==== Source excerpt ====
We met Uncle Ed in a parking Lot in Brian Head, Utah. In fact, what happened was, our kindhearted shuttle driver had seen the “Need Ride” sign strapped to the back of a pile of crap hanging off the back of a bicycle, and had stopped to pick up the man captaining this garbage barge on wheels.

So Uncle Ed was already on the shuttle when our group got on. He remained quiet for the long drive up the hill, but while helping him pull his weighty machine off the back of the shuttle, we couldn’t help but engage him in conversation. He quickly demonstrated his gift for gabbing in a weird sort of road-weary lingo. After great philosophical blurbs such as “four ounces of Lycra and a credit card” and “that was before they realized hanging ladies wasn’t good sport” rolled off his lips, we began kicking ourselves for not getting Uncle Ed on tape.

As we parted ways, I think we were all touched by his generous offer of potato chips, from his personal mini-bag stash. Seconds later, Uncle Ed was rolling off into the distance, heading South.

The following morning, soon after pulling out of town, what did we see up ahead but what looked like a big heap of crap, seemingly rolling along the highway. Guess who? Uncle Ed hadn’t gotten too far.

••••

Dirt Rag: Hey, would you care to be interviewed for our magazine?
Uncle Ed: Are you a magazine?
DR: Dirt Rag, yeah.
UE: You’re kidding. Well … why not?
DR: There’s a copy right there, under that red bag.
UE: Ahh! Well, we’ve done a TV commercial, so what the hell.
DR: Yeah?
UE: A little pizza pizza.
DR: Pizza pizza?
UE: Yeah, you ever watch TV about 1988?
DR: Nah.
UE: Oh, too bad. You missed me, all four and a half seconds.
DR: [laughs]
UE: Monday night at the movies.
DR: What were you doing, were you on a bike in the commercial?
UE: Oh, no no, I was sitting in front of Kmart like a fool with 500 other people in Falldale. Little Ceasar was doing that lease thing, and really hammering for the store front little strip places.
DR: We were just recalling some of your thoughts on meditation.
UE: What the hell is the race, and where is the trophy? I know there’s an inner challenge, “Climb that mountain, fool, prove something.” And why? What the hell is the rush?
DR: Where are you heading now?
UE: Uhh, up to Panguitch Lake, or whatever they call it.
DR: Oh yeah.
UE: I don’t know how you pronounce it. I’m told it’s on the blast finally.
DR: Yeah, you’ll go up and make this left up here, then you’ll have a nice downhill.
UE: OK.
DR: How are your brakes?
UE: Ohh, mmm, fair, we tighten everything before we go down. Failing that, you just rub up against the bank.
DR: Who’s we?
UE: Oh, it’s that French cousin, you know, God, and … King Louis the Fifteenth, you know. Me and the horse. Don’t tell it it’s got wheels.
====
#### Stated problem:
In the Uncle Ed interview, write out again the stretch that begins at the words "UE: Oh, too" and ends after "little strip places.", replacing "Kmart" with "Walmart".
==== Provided material ====
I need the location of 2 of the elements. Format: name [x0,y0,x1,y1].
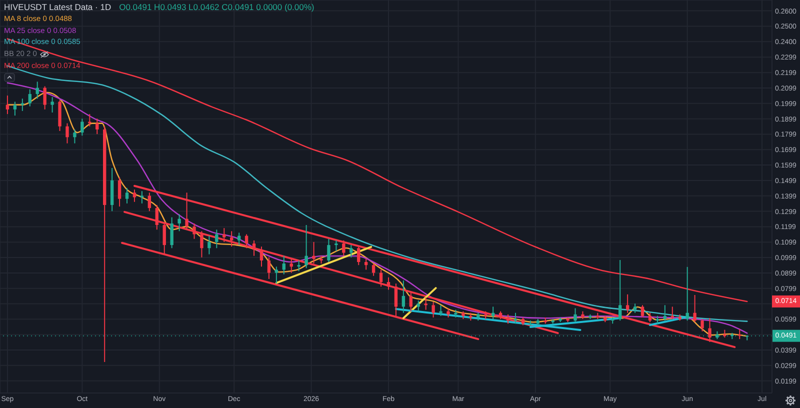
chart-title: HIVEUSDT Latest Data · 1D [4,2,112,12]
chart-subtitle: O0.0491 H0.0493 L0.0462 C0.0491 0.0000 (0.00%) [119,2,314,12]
====
#### Full answer:
UE: Oh, too bad. You missed me, all four and a half seconds.
DR: [laughs]
UE: Monday night at the movies.
DR: What were you doing, were you on a bike in the commercial?
UE: Oh, no no, I was sitting in front of Walmart like a fool with 500 other people in Falldale. Little Ceasar was doing that lease thing, and really hammering for the store front little strip places.